Pictures do not belong in the copy; quote every entry below exactly.

# RECORDS SUPPLIED
○ ○ ○ ○ ○
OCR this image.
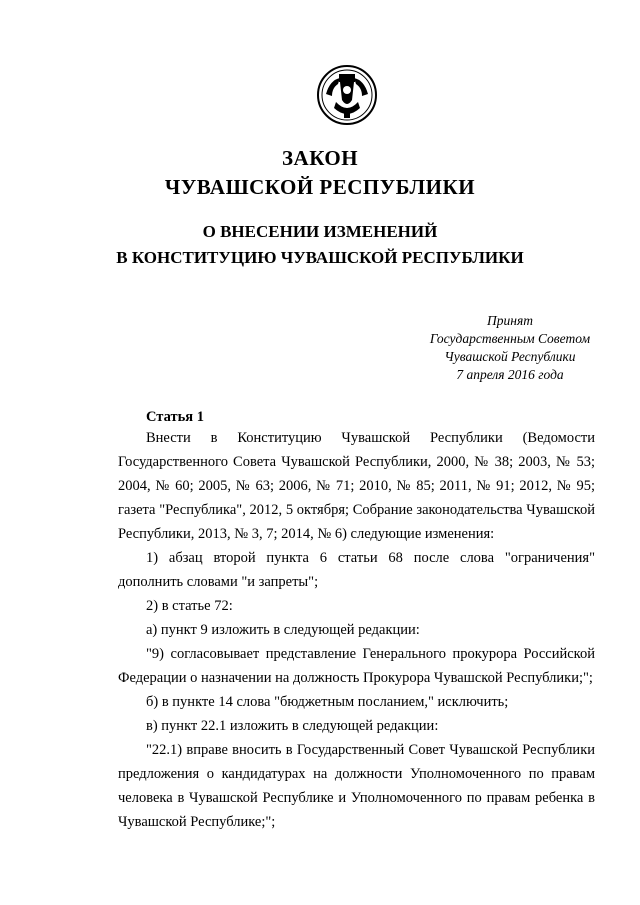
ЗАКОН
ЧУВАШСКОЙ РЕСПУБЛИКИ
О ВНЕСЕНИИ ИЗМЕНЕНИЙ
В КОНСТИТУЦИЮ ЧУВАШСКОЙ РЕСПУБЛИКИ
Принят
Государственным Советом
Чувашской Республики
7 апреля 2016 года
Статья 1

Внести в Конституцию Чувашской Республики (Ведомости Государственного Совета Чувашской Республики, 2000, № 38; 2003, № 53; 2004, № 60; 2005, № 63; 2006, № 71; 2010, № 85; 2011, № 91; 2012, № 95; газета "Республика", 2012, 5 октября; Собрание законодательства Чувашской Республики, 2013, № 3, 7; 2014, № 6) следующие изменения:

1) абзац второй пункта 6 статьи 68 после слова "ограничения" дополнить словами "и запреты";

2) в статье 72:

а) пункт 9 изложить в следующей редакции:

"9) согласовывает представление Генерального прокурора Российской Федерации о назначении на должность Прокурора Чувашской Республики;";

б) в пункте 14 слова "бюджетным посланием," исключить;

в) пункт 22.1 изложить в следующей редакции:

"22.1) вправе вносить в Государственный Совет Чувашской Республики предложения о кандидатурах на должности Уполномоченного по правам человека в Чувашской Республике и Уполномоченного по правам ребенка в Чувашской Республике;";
○ ○ ○ ○ ○
# FINISHED EXERCISE
OCR this image.
ЗАКОН
ЧУВАШСКОЙ РЕСПУБЛИКИ
О ВНЕСЕНИИ ИЗМЕНЕНИЙ
В КОНСТИТУЦИЮ ЧУВАШСКОЙ РЕСПУБЛИКИ
Принят
Государственным Советом
Чувашской Республики
7 апреля 2016 года
Статья 1

Внести в Конституцию Чувашской Республики (Ведомости Государственного Совета Чувашской Республики, 2000, № 38; 2003, № 53; 2004, № 60; 2005, № 63; 2006, № 71; 2010, № 85; 2011, № 91; 2012, № 95; газета "Республика", 2012, 5 октября; Собрание законодательства Чувашской Республики, 2013, № 3, 7; 2014, № 6) следующие изменения:

1) абзац второй пункта 6 статьи 68 после слова "ограничения" дополнить словами "и запреты";

2) в статье 72:

а) пункт 9 изложить в следующей редакции:

"9) согласовывает представление Генерального прокурора Российской Федерации о назначении на должность Прокурора Чувашской Республики;";

б) в пункте 14 слова "бюджетным посланием," исключить;

в) пункт 22.1 изложить в следующей редакции:

"22.1) вправе вносить в Государственный Совет Чувашской Республики предложения о кандидатурах на должности Уполномоченного по правам человека в Чувашской Республике и Уполномоченного по правам ребенка в Чувашской Республике;";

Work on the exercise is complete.